→ **DATA SECTION**:

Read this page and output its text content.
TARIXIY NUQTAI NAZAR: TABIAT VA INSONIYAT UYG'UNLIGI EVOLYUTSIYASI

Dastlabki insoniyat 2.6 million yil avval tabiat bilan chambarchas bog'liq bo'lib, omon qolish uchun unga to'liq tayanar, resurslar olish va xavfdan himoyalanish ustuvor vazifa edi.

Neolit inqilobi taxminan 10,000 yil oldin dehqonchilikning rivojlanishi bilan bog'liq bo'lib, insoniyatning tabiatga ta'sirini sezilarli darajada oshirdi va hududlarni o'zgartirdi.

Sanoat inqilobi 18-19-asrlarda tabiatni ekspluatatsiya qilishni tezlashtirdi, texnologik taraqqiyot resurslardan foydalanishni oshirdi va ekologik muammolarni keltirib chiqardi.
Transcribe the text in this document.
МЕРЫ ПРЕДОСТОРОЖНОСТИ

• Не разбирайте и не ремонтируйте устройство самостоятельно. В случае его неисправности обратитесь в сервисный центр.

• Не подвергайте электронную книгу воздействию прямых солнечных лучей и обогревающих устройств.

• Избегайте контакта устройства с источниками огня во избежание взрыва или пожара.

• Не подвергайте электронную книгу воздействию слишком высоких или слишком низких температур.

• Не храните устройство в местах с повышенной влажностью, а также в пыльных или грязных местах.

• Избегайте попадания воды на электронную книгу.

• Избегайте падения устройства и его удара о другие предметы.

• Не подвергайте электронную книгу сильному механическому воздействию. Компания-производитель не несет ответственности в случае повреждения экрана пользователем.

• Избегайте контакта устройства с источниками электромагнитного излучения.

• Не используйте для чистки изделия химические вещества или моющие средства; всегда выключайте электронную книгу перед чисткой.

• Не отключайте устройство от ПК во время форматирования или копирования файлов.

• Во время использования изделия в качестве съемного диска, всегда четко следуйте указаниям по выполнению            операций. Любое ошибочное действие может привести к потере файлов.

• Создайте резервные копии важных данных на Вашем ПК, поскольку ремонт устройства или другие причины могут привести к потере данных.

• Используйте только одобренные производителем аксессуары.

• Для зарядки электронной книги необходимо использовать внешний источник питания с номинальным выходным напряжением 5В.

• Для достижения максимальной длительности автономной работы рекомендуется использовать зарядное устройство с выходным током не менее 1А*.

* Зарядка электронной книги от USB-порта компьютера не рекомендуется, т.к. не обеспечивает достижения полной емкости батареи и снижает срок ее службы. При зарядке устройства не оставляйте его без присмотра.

→ **WHAT YOU ARE ASKED TO DO**: The records above should all be quoted exactly, please.

→ **OUTPUT FOR THIS EXERCISE**:
Read this page and output its text content.
TARIXIY NUQTAI NAZAR: TABIAT VA INSONIYAT UYG'UNLIGI EVOLYUTSIYASI

Dastlabki insoniyat 2.6 million yil avval tabiat bilan chambarchas bog'liq bo'lib, omon qolish uchun unga to'liq tayanar, resurslar olish va xavfdan himoyalanish ustuvor vazifa edi.

Neolit inqilobi taxminan 10,000 yil oldin dehqonchilikning rivojlanishi bilan bog'liq bo'lib, insoniyatning tabiatga ta'sirini sezilarli darajada oshirdi va hududlarni o'zgartirdi.

Sanoat inqilobi 18-19-asrlarda tabiatni ekspluatatsiya qilishni tezlashtirdi, texnologik taraqqiyot resurslardan foydalanishni oshirdi va ekologik muammolarni keltirib chiqardi.
Transcribe the text in this document.
МЕРЫ ПРЕДОСТОРОЖНОСТИ

• Не разбирайте и не ремонтируйте устройство самостоятельно. В случае его неисправности обратитесь в сервисный центр.

• Не подвергайте электронную книгу воздействию прямых солнечных лучей и обогревающих устройств.

• Избегайте контакта устройства с источниками огня во избежание взрыва или пожара.

• Не подвергайте электронную книгу воздействию слишком высоких или слишком низких температур.

• Не храните устройство в местах с повышенной влажностью, а также в пыльных или грязных местах.

• Избегайте попадания воды на электронную книгу.

• Избегайте падения устройства и его удара о другие предметы.

• Не подвергайте электронную книгу сильному механическому воздействию. Компания-производитель не несет ответственности в случае повреждения экрана пользователем.

• Избегайте контакта устройства с источниками электромагнитного излучения.

• Не используйте для чистки изделия химические вещества или моющие средства; всегда выключайте электронную книгу перед чисткой.

• Не отключайте устройство от ПК во время форматирования или копирования файлов.

• Во время использования изделия в качестве съемного диска, всегда четко следуйте указаниям по выполнению            операций. Любое ошибочное действие может привести к потере файлов.

• Создайте резервные копии важных данных на Вашем ПК, поскольку ремонт устройства или другие причины могут привести к потере данных.

• Используйте только одобренные производителем аксессуары.

• Для зарядки электронной книги необходимо использовать внешний источник питания с номинальным выходным напряжением 5В.

• Для достижения максимальной длительности автономной работы рекомендуется использовать зарядное устройство с выходным током не менее 1А*.

* Зарядка электронной книги от USB-порта компьютера не рекомендуется, т.к. не обеспечивает достижения полной емкости батареи и снижает срок ее службы. При зарядке устройства не оставляйте его без присмотра.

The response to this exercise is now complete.